Dataset excerpts:

:::::

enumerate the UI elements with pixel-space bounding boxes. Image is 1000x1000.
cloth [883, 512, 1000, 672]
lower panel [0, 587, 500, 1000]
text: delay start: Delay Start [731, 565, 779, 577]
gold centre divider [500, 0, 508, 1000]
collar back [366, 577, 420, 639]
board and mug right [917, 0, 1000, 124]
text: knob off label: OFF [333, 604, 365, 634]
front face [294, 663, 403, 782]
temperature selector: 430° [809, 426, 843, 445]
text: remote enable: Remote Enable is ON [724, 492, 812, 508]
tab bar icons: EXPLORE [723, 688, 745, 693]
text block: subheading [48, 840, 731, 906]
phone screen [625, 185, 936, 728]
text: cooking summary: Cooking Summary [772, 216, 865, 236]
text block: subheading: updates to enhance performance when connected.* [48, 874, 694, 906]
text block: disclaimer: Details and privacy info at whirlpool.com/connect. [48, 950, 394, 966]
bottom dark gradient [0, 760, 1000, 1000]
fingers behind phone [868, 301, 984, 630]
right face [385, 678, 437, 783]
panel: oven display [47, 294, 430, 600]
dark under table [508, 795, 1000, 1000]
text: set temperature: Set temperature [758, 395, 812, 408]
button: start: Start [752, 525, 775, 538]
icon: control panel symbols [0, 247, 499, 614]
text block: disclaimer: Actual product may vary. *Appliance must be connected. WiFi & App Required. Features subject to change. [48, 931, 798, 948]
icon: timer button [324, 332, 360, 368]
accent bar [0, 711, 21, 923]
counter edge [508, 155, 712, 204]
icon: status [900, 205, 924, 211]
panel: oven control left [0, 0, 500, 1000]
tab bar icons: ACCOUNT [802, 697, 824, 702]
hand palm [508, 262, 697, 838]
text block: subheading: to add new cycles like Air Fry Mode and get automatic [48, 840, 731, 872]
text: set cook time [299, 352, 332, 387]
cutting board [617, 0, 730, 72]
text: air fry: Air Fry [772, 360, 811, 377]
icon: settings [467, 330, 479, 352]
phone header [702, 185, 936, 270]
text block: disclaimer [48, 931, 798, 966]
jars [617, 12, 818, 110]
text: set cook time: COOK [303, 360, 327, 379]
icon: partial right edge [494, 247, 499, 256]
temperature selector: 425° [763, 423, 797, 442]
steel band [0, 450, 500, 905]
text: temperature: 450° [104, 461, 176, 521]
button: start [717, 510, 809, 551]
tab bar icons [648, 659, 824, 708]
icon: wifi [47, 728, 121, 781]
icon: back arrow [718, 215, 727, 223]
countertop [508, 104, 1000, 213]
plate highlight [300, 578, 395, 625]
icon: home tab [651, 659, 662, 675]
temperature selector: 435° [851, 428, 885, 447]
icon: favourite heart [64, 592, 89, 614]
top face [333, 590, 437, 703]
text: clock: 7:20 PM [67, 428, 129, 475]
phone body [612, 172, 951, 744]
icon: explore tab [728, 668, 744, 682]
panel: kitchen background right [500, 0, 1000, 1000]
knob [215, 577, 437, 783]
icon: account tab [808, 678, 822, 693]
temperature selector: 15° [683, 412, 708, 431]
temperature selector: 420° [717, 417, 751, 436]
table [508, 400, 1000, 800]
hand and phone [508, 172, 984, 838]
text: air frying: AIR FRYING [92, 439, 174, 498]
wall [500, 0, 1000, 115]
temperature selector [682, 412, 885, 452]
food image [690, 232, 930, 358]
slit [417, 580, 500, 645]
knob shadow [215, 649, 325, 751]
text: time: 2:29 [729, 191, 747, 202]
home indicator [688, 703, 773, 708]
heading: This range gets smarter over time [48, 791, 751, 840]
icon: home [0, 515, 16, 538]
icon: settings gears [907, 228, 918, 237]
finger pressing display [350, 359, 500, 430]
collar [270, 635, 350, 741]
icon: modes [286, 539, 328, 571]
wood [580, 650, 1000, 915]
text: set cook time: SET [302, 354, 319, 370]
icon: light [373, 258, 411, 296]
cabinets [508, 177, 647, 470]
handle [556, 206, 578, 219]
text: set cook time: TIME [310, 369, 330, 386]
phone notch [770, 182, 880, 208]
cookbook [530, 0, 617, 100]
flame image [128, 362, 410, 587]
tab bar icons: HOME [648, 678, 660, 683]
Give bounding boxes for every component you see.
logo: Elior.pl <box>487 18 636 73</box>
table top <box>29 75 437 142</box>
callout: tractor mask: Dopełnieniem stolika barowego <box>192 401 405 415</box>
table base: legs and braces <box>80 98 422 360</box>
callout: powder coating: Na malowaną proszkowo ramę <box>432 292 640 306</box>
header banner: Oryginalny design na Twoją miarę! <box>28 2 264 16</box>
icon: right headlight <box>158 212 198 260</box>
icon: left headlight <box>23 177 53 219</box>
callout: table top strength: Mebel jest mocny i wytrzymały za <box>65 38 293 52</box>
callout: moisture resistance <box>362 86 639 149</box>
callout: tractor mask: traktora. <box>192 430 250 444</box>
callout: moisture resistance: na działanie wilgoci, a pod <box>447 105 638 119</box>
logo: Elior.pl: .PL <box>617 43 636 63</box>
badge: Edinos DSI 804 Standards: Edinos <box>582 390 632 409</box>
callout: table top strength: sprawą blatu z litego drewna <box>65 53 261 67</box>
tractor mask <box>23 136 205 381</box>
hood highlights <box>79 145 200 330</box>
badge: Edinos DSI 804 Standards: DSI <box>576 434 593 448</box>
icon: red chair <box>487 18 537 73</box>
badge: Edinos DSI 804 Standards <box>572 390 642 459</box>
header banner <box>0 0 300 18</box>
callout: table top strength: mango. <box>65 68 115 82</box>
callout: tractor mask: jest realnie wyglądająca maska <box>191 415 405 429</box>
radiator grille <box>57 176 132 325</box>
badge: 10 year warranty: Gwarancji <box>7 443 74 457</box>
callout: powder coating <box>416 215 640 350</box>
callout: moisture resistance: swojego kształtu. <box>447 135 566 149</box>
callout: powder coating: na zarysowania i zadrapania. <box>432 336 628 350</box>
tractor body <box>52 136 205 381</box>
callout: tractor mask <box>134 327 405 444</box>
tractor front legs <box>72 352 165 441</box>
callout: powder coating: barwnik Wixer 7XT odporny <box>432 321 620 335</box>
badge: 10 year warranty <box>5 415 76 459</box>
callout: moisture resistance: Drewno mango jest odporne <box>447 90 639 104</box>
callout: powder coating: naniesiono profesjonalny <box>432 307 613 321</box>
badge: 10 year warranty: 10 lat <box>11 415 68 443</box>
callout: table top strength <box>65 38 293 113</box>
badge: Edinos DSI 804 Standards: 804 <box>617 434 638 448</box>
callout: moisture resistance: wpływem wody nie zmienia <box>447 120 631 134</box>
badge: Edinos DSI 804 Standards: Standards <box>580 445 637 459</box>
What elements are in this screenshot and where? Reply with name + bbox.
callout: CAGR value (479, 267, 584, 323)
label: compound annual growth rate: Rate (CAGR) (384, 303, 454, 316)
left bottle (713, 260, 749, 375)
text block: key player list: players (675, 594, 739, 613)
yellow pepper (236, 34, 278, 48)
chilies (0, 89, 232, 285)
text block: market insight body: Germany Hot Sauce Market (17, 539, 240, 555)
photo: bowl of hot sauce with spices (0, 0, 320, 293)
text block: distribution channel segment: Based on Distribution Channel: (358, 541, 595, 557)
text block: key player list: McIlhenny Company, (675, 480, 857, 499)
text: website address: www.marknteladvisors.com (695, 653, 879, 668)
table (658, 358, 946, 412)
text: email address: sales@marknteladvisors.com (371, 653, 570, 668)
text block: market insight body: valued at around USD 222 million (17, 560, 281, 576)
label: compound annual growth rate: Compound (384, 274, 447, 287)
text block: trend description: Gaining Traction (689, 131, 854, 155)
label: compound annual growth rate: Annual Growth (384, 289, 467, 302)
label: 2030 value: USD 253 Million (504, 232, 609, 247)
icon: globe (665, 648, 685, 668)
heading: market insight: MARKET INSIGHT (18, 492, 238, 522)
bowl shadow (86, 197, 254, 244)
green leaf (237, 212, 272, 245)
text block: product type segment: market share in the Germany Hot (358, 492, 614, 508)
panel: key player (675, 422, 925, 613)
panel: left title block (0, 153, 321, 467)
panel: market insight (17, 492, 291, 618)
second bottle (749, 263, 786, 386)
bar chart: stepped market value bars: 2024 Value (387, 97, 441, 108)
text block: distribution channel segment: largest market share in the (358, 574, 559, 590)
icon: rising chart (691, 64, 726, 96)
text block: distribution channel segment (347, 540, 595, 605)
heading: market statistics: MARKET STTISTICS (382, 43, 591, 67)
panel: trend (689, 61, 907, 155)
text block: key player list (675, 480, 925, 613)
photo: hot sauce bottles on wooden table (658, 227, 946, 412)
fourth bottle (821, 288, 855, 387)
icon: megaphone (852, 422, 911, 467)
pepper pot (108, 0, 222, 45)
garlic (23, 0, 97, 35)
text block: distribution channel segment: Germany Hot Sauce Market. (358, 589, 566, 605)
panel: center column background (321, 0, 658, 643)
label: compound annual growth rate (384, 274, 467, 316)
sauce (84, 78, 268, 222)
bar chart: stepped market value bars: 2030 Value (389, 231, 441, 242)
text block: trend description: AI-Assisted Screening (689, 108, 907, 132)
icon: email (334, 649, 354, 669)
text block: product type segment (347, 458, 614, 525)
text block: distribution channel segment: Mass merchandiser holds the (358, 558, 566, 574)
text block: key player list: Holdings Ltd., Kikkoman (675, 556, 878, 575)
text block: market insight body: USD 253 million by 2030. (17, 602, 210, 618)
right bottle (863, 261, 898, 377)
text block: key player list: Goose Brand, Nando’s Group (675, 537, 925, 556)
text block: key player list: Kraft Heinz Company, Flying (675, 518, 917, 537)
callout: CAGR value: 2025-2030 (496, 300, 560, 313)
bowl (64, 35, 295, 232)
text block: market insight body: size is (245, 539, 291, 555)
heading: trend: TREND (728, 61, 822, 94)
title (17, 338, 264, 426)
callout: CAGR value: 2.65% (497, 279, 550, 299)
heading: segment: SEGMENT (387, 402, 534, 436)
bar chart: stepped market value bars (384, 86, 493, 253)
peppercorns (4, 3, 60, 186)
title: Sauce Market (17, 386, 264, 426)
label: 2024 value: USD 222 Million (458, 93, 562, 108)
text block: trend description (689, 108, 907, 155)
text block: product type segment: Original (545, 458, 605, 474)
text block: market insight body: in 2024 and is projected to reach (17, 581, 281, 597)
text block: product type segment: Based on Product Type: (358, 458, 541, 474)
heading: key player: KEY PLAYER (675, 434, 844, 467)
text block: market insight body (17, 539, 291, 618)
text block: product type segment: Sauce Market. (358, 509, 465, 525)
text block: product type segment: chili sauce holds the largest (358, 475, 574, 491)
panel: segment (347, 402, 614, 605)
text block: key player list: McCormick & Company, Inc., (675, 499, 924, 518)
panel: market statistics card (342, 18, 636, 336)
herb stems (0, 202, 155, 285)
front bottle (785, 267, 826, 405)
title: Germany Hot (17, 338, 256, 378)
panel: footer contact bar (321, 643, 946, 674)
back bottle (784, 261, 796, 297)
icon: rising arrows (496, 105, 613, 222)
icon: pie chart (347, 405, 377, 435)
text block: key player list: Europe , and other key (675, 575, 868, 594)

:::::

What is asked:
Please gather every line from the entries above that contains the word "growth".

Final result:
label: compound annual growth rate: Rate (CAGR) (384, 303, 454, 316)
label: compound annual growth rate: Compound (384, 274, 447, 287)
label: compound annual growth rate: Annual Growth (384, 289, 467, 302)
label: compound annual growth rate (384, 274, 467, 316)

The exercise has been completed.